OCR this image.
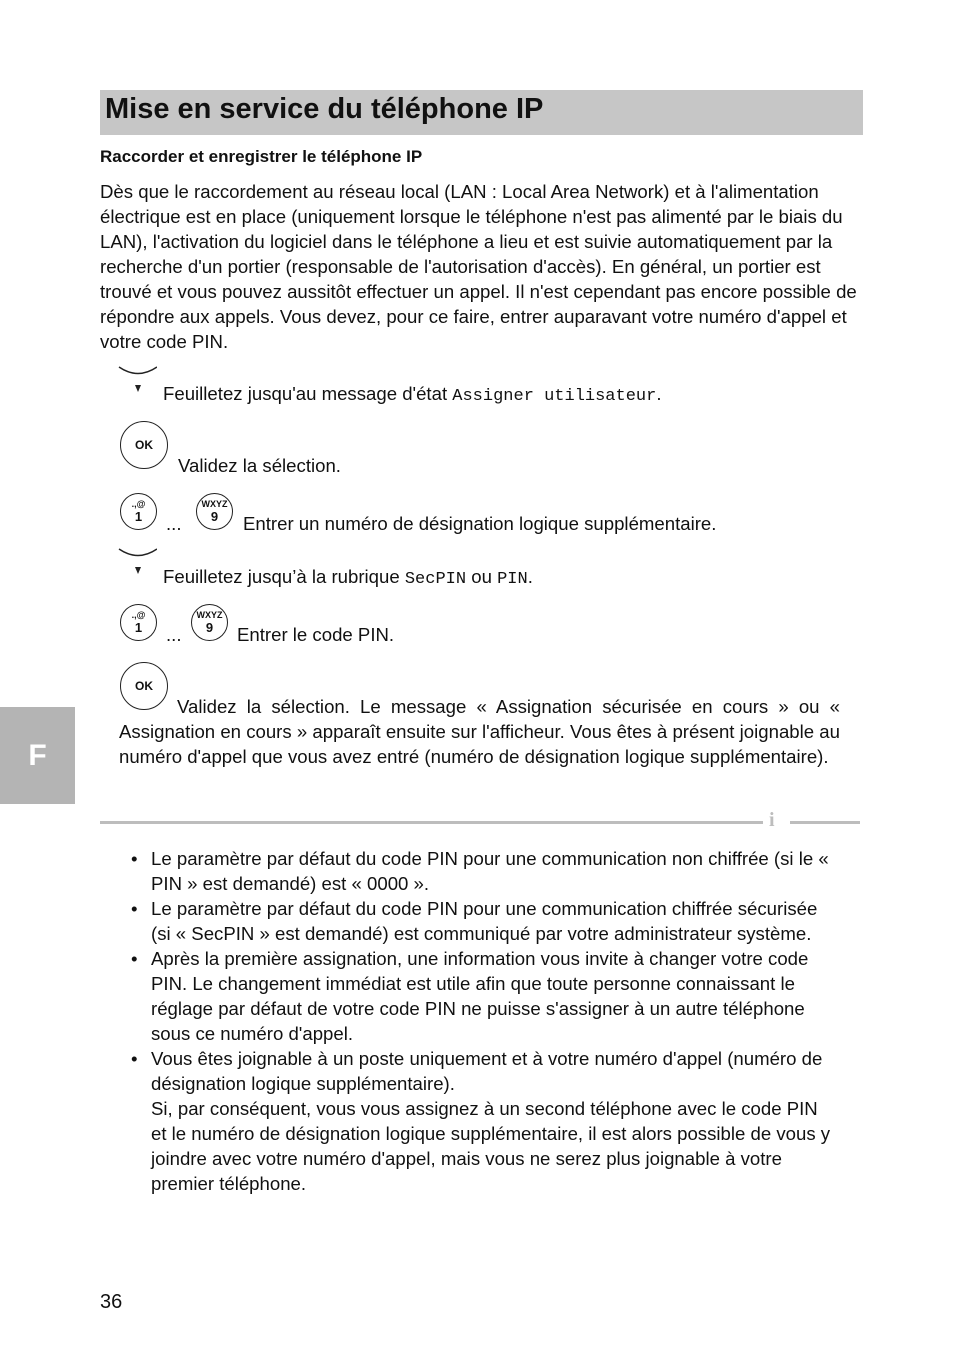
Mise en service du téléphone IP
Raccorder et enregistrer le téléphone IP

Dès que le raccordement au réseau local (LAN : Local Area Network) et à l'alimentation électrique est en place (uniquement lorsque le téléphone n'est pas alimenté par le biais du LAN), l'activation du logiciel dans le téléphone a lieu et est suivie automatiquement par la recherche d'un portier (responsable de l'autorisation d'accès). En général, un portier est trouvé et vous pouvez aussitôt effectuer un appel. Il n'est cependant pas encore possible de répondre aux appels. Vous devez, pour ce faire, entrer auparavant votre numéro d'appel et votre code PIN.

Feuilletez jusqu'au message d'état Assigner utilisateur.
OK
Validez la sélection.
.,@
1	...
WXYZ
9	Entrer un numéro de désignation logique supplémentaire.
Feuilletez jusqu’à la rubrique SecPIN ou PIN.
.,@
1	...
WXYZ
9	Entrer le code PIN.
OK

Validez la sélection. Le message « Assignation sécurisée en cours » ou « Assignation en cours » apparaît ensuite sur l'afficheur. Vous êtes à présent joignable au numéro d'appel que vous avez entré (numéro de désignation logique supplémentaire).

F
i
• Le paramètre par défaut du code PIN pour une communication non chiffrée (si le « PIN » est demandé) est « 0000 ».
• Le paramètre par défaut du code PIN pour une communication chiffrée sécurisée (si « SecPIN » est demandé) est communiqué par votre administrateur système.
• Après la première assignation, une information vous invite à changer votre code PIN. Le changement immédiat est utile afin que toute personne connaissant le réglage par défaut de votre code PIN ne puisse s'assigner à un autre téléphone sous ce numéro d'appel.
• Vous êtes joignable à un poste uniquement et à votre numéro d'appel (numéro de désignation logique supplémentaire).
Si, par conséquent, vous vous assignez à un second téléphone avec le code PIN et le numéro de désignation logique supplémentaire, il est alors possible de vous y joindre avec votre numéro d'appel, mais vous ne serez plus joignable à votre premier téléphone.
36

==

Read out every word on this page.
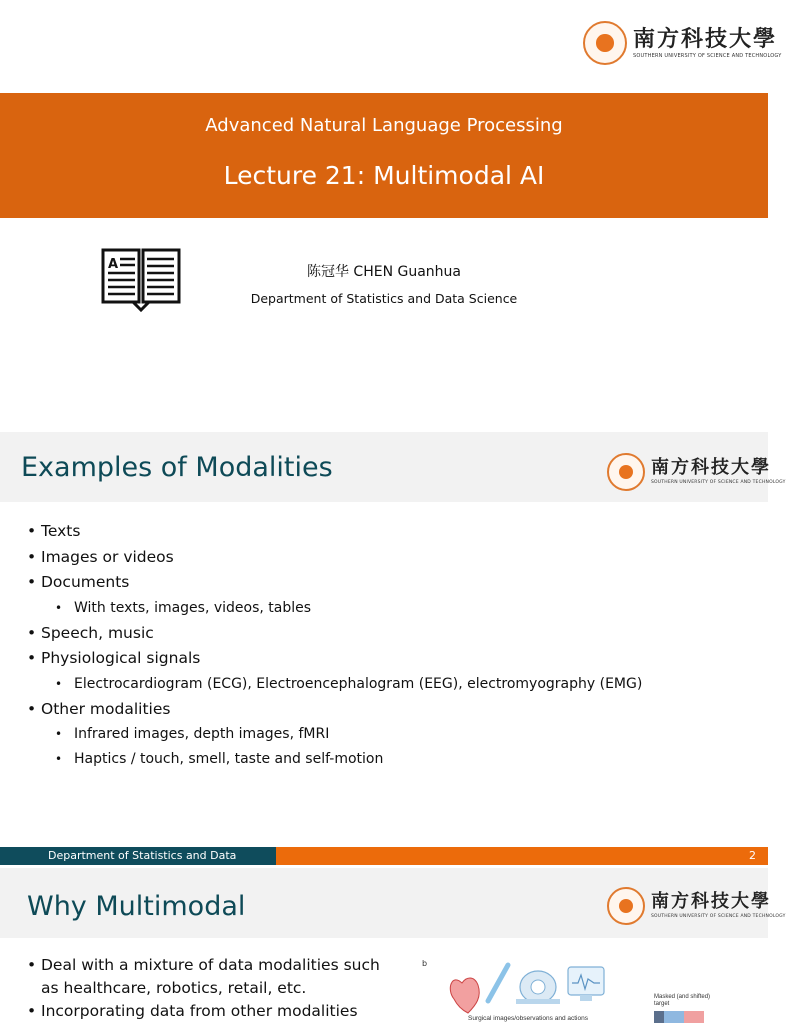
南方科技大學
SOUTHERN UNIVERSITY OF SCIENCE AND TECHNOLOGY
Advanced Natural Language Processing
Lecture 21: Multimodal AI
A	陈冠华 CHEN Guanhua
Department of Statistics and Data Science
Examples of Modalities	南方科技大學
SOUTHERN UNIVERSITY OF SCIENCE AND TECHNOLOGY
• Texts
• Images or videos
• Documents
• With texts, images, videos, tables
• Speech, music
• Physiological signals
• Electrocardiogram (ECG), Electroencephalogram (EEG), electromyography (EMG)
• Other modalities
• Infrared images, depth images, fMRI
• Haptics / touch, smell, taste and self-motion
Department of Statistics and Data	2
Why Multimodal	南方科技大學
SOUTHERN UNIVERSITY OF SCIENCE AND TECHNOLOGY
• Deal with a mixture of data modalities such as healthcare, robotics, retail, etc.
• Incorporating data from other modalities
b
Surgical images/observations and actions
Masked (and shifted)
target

→ **SHORT TASK**:
From the data above, copy each line that holds "videos".

→ **COMPLETED TASK**:
• Images or videos
• With texts, images, videos, tables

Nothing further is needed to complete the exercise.